Task: Copy out the records below verbatim, starting at their first line and ending with the line containing "363 581 366</box>", including both.

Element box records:

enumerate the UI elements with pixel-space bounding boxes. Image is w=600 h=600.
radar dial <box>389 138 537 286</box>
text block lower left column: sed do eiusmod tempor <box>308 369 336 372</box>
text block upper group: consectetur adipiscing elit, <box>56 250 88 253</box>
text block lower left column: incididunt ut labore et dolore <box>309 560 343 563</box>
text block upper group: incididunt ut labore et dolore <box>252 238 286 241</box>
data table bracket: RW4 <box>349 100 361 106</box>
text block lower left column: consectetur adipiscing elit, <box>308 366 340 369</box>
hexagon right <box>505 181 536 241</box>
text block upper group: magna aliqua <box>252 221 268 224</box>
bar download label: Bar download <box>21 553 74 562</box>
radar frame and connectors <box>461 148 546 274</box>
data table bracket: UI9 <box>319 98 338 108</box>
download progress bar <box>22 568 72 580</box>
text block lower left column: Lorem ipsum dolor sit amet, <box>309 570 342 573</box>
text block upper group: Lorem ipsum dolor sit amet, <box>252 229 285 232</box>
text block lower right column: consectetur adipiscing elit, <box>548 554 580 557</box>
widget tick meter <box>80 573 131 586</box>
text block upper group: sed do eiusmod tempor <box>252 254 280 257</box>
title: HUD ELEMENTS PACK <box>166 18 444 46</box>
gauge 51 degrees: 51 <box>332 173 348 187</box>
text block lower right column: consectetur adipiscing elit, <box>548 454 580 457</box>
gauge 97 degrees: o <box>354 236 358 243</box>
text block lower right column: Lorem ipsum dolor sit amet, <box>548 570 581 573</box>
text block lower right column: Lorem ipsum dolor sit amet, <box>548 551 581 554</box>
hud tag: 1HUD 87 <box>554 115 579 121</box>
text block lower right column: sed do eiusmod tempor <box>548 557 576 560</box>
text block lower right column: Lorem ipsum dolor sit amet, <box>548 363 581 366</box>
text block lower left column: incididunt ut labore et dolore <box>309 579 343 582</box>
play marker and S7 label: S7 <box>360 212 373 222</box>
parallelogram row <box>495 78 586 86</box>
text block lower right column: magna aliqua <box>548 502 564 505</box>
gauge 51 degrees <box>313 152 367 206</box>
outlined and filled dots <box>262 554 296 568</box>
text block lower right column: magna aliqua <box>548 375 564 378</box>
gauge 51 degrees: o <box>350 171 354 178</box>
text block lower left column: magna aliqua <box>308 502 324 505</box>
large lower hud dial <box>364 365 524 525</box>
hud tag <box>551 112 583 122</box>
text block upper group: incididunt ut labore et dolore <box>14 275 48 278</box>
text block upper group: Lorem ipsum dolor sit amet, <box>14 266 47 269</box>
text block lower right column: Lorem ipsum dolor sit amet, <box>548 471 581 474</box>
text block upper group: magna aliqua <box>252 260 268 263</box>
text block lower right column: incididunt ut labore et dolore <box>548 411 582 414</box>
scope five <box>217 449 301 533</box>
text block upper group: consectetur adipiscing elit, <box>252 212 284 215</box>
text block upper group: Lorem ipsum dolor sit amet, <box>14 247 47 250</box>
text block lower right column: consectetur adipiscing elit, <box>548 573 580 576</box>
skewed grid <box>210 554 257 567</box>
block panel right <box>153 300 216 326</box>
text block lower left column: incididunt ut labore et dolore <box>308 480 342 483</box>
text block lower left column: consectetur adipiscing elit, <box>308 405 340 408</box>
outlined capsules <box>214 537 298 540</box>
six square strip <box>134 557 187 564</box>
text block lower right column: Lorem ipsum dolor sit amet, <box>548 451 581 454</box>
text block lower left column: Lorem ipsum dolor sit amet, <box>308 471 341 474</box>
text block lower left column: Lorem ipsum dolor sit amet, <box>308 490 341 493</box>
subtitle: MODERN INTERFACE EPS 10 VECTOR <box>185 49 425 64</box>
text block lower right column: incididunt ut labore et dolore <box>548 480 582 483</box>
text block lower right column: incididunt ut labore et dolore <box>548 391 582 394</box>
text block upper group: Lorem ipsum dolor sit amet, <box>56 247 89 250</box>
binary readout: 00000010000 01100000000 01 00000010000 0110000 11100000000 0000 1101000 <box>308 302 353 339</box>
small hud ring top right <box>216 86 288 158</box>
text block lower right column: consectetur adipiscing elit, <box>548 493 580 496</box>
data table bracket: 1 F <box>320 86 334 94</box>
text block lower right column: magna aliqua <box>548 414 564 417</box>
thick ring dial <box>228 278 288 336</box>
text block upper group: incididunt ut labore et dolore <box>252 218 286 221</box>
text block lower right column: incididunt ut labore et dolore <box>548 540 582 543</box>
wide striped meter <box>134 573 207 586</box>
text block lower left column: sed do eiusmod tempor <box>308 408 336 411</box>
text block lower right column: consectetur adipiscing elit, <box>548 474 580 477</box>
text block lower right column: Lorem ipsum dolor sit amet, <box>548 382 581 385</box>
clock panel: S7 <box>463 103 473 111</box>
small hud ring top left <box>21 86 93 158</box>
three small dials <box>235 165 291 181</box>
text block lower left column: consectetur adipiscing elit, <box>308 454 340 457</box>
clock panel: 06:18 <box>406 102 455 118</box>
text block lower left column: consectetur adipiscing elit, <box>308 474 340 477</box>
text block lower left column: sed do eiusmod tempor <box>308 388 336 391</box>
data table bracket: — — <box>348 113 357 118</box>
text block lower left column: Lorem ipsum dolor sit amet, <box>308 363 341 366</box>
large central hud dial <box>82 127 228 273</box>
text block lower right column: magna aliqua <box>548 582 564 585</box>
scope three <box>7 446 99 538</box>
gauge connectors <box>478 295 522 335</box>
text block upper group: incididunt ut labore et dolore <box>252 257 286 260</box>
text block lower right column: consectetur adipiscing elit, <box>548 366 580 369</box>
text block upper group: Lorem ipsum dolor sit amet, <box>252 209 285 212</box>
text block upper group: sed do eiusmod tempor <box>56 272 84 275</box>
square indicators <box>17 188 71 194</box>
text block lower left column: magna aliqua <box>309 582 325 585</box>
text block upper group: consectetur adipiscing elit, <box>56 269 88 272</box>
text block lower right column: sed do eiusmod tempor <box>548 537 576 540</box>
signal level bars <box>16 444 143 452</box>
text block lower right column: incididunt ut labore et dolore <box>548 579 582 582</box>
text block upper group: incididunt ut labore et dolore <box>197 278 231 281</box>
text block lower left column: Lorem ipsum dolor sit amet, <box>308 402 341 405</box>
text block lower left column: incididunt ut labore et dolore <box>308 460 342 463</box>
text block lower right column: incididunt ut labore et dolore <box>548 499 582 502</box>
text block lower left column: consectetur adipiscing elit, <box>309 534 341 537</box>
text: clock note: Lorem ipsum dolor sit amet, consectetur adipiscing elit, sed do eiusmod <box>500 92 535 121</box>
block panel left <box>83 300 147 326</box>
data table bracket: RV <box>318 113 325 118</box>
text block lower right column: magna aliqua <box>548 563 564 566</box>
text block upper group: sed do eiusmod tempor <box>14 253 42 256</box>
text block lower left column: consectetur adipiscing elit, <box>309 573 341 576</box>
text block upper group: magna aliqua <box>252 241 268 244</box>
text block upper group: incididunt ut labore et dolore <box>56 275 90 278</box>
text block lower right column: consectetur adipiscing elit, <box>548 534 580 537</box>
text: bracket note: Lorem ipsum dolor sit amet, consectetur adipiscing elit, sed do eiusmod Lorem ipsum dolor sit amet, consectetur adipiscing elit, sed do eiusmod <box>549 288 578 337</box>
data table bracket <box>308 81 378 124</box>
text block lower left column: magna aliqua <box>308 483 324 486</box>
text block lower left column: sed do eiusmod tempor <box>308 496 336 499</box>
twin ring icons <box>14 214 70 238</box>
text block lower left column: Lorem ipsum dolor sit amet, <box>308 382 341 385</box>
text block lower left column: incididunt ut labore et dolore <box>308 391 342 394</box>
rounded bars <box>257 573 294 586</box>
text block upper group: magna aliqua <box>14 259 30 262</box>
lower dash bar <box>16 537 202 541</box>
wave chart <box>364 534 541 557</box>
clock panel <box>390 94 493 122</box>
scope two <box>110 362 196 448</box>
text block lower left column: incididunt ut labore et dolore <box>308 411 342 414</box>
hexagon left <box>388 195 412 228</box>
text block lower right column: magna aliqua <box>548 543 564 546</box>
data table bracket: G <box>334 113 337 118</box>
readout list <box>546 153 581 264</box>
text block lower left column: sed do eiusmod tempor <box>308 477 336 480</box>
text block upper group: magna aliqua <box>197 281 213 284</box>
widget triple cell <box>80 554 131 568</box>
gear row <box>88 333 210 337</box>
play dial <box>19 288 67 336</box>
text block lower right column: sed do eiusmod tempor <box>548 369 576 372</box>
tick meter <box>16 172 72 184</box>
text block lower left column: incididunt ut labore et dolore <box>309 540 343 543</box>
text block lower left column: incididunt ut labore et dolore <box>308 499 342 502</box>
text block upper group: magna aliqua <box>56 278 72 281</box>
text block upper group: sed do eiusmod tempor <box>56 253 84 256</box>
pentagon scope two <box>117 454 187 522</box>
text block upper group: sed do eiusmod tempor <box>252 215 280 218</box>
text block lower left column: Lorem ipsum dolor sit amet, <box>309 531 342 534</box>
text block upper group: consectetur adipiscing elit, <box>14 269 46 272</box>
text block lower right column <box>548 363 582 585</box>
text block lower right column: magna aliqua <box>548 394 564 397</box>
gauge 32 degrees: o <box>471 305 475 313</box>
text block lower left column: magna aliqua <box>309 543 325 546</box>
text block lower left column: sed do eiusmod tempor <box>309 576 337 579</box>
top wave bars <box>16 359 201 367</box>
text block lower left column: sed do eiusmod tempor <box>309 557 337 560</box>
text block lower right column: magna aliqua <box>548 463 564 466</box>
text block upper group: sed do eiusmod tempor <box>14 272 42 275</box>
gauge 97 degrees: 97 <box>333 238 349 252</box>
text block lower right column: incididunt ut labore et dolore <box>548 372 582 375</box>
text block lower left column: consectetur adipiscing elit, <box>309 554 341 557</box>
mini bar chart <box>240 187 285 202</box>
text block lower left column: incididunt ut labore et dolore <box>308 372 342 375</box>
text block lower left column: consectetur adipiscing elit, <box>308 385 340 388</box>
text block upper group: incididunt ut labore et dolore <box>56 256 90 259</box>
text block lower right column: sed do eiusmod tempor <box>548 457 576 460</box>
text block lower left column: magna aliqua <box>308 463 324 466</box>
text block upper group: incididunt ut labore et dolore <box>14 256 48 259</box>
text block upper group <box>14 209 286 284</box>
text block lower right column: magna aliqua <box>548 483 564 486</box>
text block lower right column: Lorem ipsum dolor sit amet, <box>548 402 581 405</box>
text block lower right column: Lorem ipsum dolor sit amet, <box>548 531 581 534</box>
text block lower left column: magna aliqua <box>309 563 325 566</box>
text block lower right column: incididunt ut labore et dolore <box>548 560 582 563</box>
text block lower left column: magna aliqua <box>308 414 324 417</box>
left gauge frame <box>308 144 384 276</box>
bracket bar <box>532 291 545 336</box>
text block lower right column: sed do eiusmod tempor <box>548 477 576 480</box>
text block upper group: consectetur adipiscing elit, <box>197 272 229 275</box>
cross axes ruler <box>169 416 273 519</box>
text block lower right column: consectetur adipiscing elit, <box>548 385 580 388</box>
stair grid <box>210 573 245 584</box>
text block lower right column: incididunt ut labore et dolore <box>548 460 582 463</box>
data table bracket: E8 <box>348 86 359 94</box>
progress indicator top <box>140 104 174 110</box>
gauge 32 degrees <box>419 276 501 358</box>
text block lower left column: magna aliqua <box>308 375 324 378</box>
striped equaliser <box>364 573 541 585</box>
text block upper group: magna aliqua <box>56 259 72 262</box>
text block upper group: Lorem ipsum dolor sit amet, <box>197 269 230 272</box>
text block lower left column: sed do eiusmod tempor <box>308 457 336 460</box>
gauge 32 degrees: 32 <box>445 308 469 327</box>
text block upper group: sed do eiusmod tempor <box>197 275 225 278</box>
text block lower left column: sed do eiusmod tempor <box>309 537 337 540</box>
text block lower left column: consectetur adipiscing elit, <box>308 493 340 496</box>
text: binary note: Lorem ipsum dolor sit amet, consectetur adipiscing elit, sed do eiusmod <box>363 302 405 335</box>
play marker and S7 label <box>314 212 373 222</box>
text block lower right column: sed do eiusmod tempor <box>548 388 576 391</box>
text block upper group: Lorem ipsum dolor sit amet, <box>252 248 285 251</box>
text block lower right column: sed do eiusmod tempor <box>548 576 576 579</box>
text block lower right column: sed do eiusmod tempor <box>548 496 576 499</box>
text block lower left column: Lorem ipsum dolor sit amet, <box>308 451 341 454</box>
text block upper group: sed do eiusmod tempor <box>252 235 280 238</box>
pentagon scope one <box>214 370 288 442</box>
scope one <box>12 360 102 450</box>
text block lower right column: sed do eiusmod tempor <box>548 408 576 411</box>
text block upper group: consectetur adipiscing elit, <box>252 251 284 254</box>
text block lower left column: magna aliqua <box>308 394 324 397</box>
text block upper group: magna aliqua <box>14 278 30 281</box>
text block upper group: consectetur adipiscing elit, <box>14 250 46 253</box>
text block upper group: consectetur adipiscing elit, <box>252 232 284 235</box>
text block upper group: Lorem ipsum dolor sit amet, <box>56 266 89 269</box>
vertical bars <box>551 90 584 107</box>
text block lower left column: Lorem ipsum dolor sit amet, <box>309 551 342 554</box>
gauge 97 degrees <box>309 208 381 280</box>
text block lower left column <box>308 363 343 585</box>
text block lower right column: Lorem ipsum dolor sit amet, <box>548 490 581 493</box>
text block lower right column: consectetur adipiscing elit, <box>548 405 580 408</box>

Solved exercise:
enumerate the UI elements with pixel-space bounding boxes. Image is w=600 h=600.
radar dial <box>389 138 537 286</box>
text block lower left column: sed do eiusmod tempor <box>308 369 336 372</box>
text block upper group: consectetur adipiscing elit, <box>56 250 88 253</box>
text block lower left column: incididunt ut labore et dolore <box>309 560 343 563</box>
text block upper group: incididunt ut labore et dolore <box>252 238 286 241</box>
data table bracket: RW4 <box>349 100 361 106</box>
text block lower left column: consectetur adipiscing elit, <box>308 366 340 369</box>
hexagon right <box>505 181 536 241</box>
text block upper group: magna aliqua <box>252 221 268 224</box>
bar download label: Bar download <box>21 553 74 562</box>
radar frame and connectors <box>461 148 546 274</box>
data table bracket: UI9 <box>319 98 338 108</box>
download progress bar <box>22 568 72 580</box>
text block lower left column: Lorem ipsum dolor sit amet, <box>309 570 342 573</box>
text block upper group: Lorem ipsum dolor sit amet, <box>252 229 285 232</box>
text block lower right column: consectetur adipiscing elit, <box>548 554 580 557</box>
widget tick meter <box>80 573 131 586</box>
text block upper group: sed do eiusmod tempor <box>252 254 280 257</box>
title: HUD ELEMENTS PACK <box>166 18 444 46</box>
gauge 51 degrees: 51 <box>332 173 348 187</box>
text block lower right column: consectetur adipiscing elit, <box>548 454 580 457</box>
gauge 97 degrees: o <box>354 236 358 243</box>
text block lower right column: Lorem ipsum dolor sit amet, <box>548 570 581 573</box>
text block lower right column: Lorem ipsum dolor sit amet, <box>548 551 581 554</box>
hud tag: 1HUD 87 <box>554 115 579 121</box>
text block lower right column: sed do eiusmod tempor <box>548 557 576 560</box>
text block lower right column: Lorem ipsum dolor sit amet, <box>548 363 581 366</box>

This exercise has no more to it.